Register a listener BEFORE calling downloadUpdate. Listeners fire on the main thread.

val id = NitroPushSdk.shared.addDownloadProgressListener { progress ->
  val pct = if (progress.totalBytes > 0)
    (progress.receivedBytes / progress.totalBytes * 100).toInt()
  else 0
  println("nitropush: $pct%")
}

// …later:
NitroPushSdk.shared.removeDownloadProgressListener(id)

Pass a callback as the fourth sync() argument (after client, options, onStatus).

import { useState } from 'react';
import { sync, type DownloadProgress } from '@nitropush/react-native';
import { client } from './updates';

function UpdateScreen() {
  const [progress, setProgress] = useState<DownloadProgress | null>(null);

  const checkForUpdate = async () => {
    const status = await sync(client, {}, undefined, setProgress);
    // …handle terminal status
  };

  return (
    <View>
      {progress
        ? <Text>{progress.receivedBytes} / {progress.totalBytes}</Text>
        : <Button title="Check for updates" onPress={checkForUpdate} />}
    </View>
  );
}

Common patterns

Silent background update on every launch

The most common pattern. Apps without strict uptime requirements:

From a BGTaskScheduler handler — runs while the app is suspended.

// In your BGAppRefreshTask handler:
Task {
  if let remote = try? await NitroPushSdk.shared.checkForUpdate() {
    let local = try? await NitroPushSdk.shared.downloadUpdate(remote)
    if let local {
      try? await NitroPushSdk.shared.installUpdate(
        pkg: local,
        installMode: .onNextRestart,
        minimumBackgroundDuration: 0
      )
    }
  }
}

From a CoroutineWorker scheduled with WorkManager — runs while the app is closed.

// Inside CoroutineWorker.doWork():
val remote = NitroPushSdk.shared.checkForUpdate() ?: return Result.success()
val local = NitroPushSdk.shared.downloadUpdate(remote)

STORED DATA:
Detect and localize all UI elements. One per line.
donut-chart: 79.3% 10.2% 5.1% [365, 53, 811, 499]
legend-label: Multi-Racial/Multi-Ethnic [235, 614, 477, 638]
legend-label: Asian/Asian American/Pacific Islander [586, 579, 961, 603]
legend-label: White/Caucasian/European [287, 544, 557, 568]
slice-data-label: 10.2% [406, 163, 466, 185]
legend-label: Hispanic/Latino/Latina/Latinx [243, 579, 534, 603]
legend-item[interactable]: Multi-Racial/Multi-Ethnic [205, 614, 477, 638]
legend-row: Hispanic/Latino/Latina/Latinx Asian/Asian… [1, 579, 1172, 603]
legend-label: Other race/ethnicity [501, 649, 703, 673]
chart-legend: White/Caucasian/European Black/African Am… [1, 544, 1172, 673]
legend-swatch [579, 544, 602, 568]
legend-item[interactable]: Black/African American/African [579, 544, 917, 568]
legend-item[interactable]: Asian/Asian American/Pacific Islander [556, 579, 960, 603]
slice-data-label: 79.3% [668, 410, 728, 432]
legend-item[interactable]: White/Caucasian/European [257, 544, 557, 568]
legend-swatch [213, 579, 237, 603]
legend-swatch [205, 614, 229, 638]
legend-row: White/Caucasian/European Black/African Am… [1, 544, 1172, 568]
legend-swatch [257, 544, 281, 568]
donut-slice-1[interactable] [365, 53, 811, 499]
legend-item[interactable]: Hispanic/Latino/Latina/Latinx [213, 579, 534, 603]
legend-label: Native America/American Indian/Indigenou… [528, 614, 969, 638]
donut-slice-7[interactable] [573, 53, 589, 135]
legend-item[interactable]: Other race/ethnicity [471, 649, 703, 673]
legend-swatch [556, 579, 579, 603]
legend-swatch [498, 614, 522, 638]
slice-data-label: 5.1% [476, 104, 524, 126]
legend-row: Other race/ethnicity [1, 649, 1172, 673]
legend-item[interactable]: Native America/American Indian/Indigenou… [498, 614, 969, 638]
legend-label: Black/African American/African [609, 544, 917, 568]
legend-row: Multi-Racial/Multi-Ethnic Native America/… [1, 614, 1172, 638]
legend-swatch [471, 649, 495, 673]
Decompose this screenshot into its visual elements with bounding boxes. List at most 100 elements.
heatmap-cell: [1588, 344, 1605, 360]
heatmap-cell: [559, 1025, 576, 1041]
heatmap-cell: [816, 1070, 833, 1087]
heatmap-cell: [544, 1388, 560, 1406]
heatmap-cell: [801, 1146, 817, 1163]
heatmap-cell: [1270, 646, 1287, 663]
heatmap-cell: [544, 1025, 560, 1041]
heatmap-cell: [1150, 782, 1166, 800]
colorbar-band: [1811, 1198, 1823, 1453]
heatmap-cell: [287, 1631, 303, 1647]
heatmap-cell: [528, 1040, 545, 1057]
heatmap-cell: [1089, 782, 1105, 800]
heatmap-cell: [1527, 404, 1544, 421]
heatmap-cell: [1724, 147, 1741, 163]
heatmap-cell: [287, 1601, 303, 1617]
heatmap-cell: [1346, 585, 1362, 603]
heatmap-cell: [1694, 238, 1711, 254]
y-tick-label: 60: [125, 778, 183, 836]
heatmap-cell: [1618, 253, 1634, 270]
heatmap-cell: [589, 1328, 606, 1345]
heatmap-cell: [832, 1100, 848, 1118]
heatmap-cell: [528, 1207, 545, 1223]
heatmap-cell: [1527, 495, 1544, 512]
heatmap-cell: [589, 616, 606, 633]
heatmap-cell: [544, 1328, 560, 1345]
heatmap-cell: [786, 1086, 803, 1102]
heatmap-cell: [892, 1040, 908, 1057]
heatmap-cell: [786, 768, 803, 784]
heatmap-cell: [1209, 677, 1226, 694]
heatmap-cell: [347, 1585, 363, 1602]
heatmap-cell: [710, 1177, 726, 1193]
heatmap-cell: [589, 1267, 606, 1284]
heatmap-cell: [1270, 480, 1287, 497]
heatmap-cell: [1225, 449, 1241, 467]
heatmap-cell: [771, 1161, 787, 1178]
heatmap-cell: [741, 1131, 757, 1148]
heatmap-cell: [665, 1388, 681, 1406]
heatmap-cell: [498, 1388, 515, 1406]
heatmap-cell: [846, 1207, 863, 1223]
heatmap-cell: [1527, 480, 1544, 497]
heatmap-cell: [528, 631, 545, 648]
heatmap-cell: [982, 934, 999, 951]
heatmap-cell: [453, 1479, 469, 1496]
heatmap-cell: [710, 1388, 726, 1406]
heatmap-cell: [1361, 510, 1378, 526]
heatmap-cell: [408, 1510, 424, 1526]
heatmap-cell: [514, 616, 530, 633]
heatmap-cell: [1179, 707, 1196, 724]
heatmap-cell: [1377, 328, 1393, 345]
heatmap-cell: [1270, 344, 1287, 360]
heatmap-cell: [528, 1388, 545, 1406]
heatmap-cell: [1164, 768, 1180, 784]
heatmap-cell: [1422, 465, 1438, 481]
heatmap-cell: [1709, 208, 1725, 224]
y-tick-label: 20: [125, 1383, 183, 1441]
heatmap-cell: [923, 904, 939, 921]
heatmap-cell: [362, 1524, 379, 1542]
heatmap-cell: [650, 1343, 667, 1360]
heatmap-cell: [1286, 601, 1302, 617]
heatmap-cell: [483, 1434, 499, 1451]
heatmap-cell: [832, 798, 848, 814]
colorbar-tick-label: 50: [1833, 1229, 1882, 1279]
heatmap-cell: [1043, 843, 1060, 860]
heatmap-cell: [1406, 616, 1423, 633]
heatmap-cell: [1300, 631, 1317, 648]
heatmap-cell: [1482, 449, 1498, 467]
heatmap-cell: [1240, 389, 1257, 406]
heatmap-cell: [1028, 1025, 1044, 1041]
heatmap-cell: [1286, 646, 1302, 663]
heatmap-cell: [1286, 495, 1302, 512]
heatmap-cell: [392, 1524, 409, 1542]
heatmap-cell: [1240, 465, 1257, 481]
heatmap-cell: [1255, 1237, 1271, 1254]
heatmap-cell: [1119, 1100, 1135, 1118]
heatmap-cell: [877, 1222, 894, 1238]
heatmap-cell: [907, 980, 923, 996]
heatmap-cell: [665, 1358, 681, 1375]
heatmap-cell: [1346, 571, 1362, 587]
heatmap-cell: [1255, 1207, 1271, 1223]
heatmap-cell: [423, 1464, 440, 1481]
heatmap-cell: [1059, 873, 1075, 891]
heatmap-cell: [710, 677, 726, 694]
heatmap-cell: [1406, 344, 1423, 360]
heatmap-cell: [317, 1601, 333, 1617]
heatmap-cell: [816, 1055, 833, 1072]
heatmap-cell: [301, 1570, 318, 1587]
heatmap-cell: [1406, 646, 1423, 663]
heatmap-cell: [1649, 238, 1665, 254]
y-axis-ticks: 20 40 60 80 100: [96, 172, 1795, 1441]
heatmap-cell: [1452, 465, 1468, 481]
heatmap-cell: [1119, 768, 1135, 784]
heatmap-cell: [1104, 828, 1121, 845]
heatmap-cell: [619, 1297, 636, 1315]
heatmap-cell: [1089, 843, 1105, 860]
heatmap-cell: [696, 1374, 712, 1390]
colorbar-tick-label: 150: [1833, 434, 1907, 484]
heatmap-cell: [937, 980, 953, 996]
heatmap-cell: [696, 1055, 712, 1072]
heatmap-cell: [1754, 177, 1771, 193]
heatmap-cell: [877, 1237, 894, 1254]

WHAT YOU ARE ASKED TO DO:
Can you reproduce the NitroPush SDK extract above in full, word for word?

EXPECTED OUTPUT:
Register a listener BEFORE calling downloadUpdate. Listeners fire on the main thread.

val id = NitroPushSdk.shared.addDownloadProgressListener { progress ->
  val pct = if (progress.totalBytes > 0)
    (progress.receivedBytes / progress.totalBytes * 100).toInt()
  else 0
  println("nitropush: $pct%")
}

// …later:
NitroPushSdk.shared.removeDownloadProgressListener(id)

Pass a callback as the fourth sync() argument (after client, options, onStatus).

import { useState } from 'react';
import { sync, type DownloadProgress } from '@nitropush/react-native';
import { client } from './updates';

function UpdateScreen() {
  const [progress, setProgress] = useState<DownloadProgress | null>(null);

  const checkForUpdate = async () => {
    const status = await sync(client, {}, undefined, setProgress);
    // …handle terminal status
  };

  return (
    <View>
      {progress
        ? <Text>{progress.receivedBytes} / {progress.totalBytes}</Text>
        : <Button title="Check for updates" onPress={checkForUpdate} />}
    </View>
  );
}

Common patterns

Silent background update on every launch

The most common pattern. Apps without strict uptime requirements:

From a BGTaskScheduler handler — runs while the app is suspended.

// In your BGAppRefreshTask handler:
Task {
  if let remote = try? await NitroPushSdk.shared.checkForUpdate() {
    let local = try? await NitroPushSdk.shared.downloadUpdate(remote)
    if let local {
      try? await NitroPushSdk.shared.installUpdate(
        pkg: local,
        installMode: .onNextRestart,
        minimumBackgroundDuration: 0
      )
    }
  }
}

From a CoroutineWorker scheduled with WorkManager — runs while the app is closed.

// Inside CoroutineWorker.doWork():
val remote = NitroPushSdk.shared.checkForUpdate() ?: return Result.success()
val local = NitroPushSdk.shared.downloadUpdate(remote)